Take each line containing the word "Research" and copy it.

- _GIVEN ENTRIES_
— Start —

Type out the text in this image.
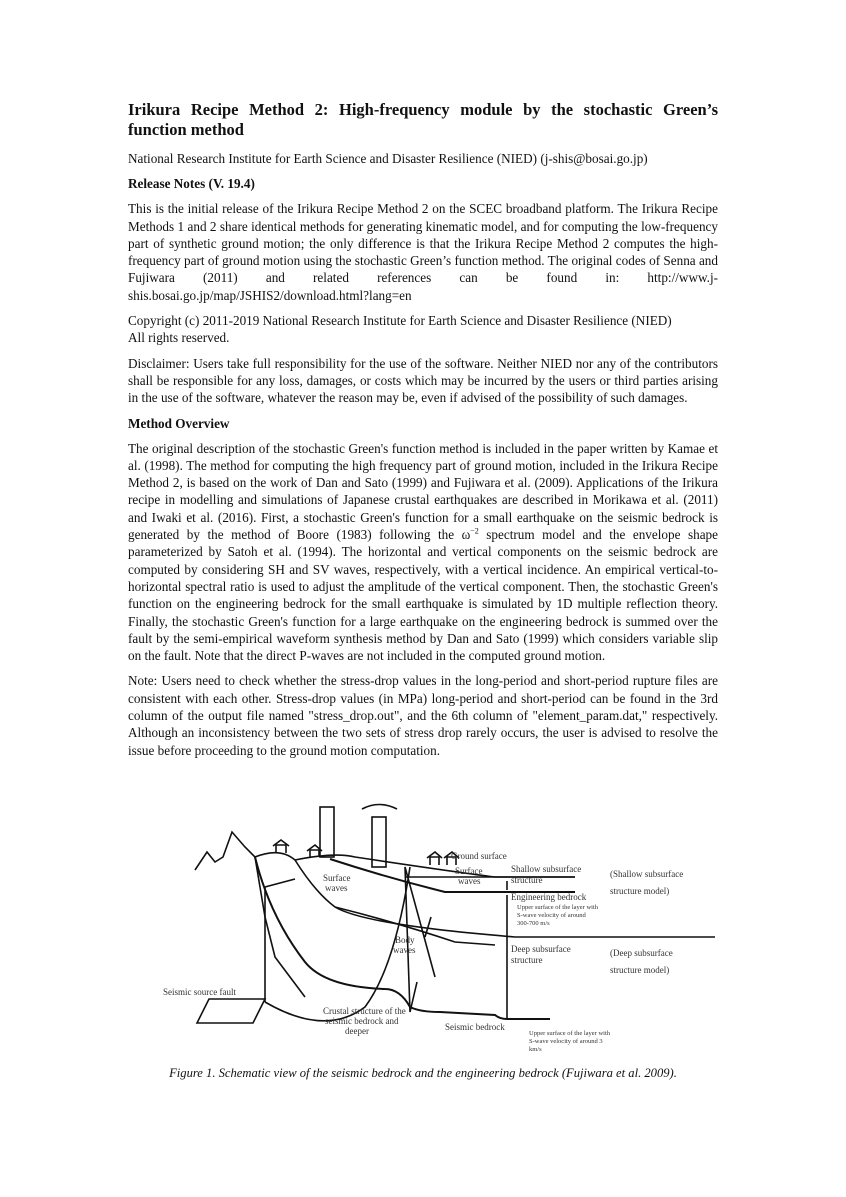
Irikura Recipe Method 2: High-frequency module by the stochastic Green’s
function method

National Research Institute for Earth Science and Disaster Resilience (NIED) (j-shis@bosai.go.jp)

Release Notes (V. 19.4)

This is the initial release of the Irikura Recipe Method 2 on the SCEC broadband platform. The Irikura Recipe Methods 1 and 2 share identical methods for generating kinematic model, and for computing the low-frequency part of synthetic ground motion; the only difference is that the Irikura Recipe Method 2 computes the high-frequency part of ground motion using the stochastic Green’s function method. The original codes of Senna and Fujiwara (2011) and related references can be found in: http://www.j-shis.bosai.go.jp/map/JSHIS2/download.html?lang=en

Copyright (c) 2011-2019 National Research Institute for Earth Science and Disaster Resilience (NIED)
All rights reserved.

Disclaimer: Users take full responsibility for the use of the software. Neither NIED nor any of the contributors shall be responsible for any loss, damages, or costs which may be incurred by the users or third parties arising in the use of the software, whatever the reason may be, even if advised of the possibility of such damages.

Method Overview

The original description of the stochastic Green's function method is included in the paper written by Kamae et al. (1998). The method for computing the high frequency part of ground motion, included in the Irikura Recipe Method 2, is based on the work of Dan and Sato (1999) and Fujiwara et al. (2009). Applications of the Irikura recipe in modelling and simulations of Japanese crustal earthquakes are described in Morikawa et al. (2011) and Iwaki et al. (2016). First, a stochastic Green's function for a small earthquake on the seismic bedrock is generated by the method of Boore (1983) following the $\omega^{-2}$ spectrum model and the envelope shape parameterized by Satoh et al. (1994). The horizontal and vertical components on the seismic bedrock are computed by considering SH and SV waves, respectively, with a vertical incidence. An empirical vertical-to-horizontal spectral ratio is used to adjust the amplitude of the vertical component. Then, the stochastic Green's function on the engineering bedrock for the small earthquake is simulated by 1D multiple reflection theory. Finally, the stochastic Green's function for a large earthquake on the engineering bedrock is summed over the fault by the semi-empirical waveform synthesis method by Dan and Sato (1999) which considers variable slip on the fault. Note that the direct P-waves are not included in the computed ground motion.

Note: Users need to check whether the stress-drop values in the long-period and short-period rupture files are consistent with each other. Stress-drop values (in MPa) long-period and short-period can be found in the 3rd column of the output file named "stress_drop.out", and the 6th column of "element_param.dat," respectively. Although an inconsistency between the two sets of stress drop rarely occurs, the user is advised to resolve the issue before proceeding to the ground motion computation.

Ground surface
Surface
waves
Surface
waves
Shallow subsurface
structure
(Shallow subsurface
structure model)
Engineering bedrock
Upper surface of the layer with
S-wave velocity of around
300-700 m/s
Deep subsurface
structure
(Deep subsurface
structure model)
Body
waves
Seismic source fault
Crustal structure of the
seismic bedrock and
deeper	Seismic bedrock
Upper surface of the layer with
S-wave velocity of around 3
km/s
Figure 1. Schematic view of the seismic bedrock and the engineering bedrock (Fujiwara et al. 2009).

— End —

- _SOLVED PROBLEM_
National Research Institute for Earth Science and Disaster Resilience (NIED) (j-shis@bosai.go.jp)
Copyright (c) 2011-2019 National Research Institute for Earth Science and Disaster Resilience (NIED)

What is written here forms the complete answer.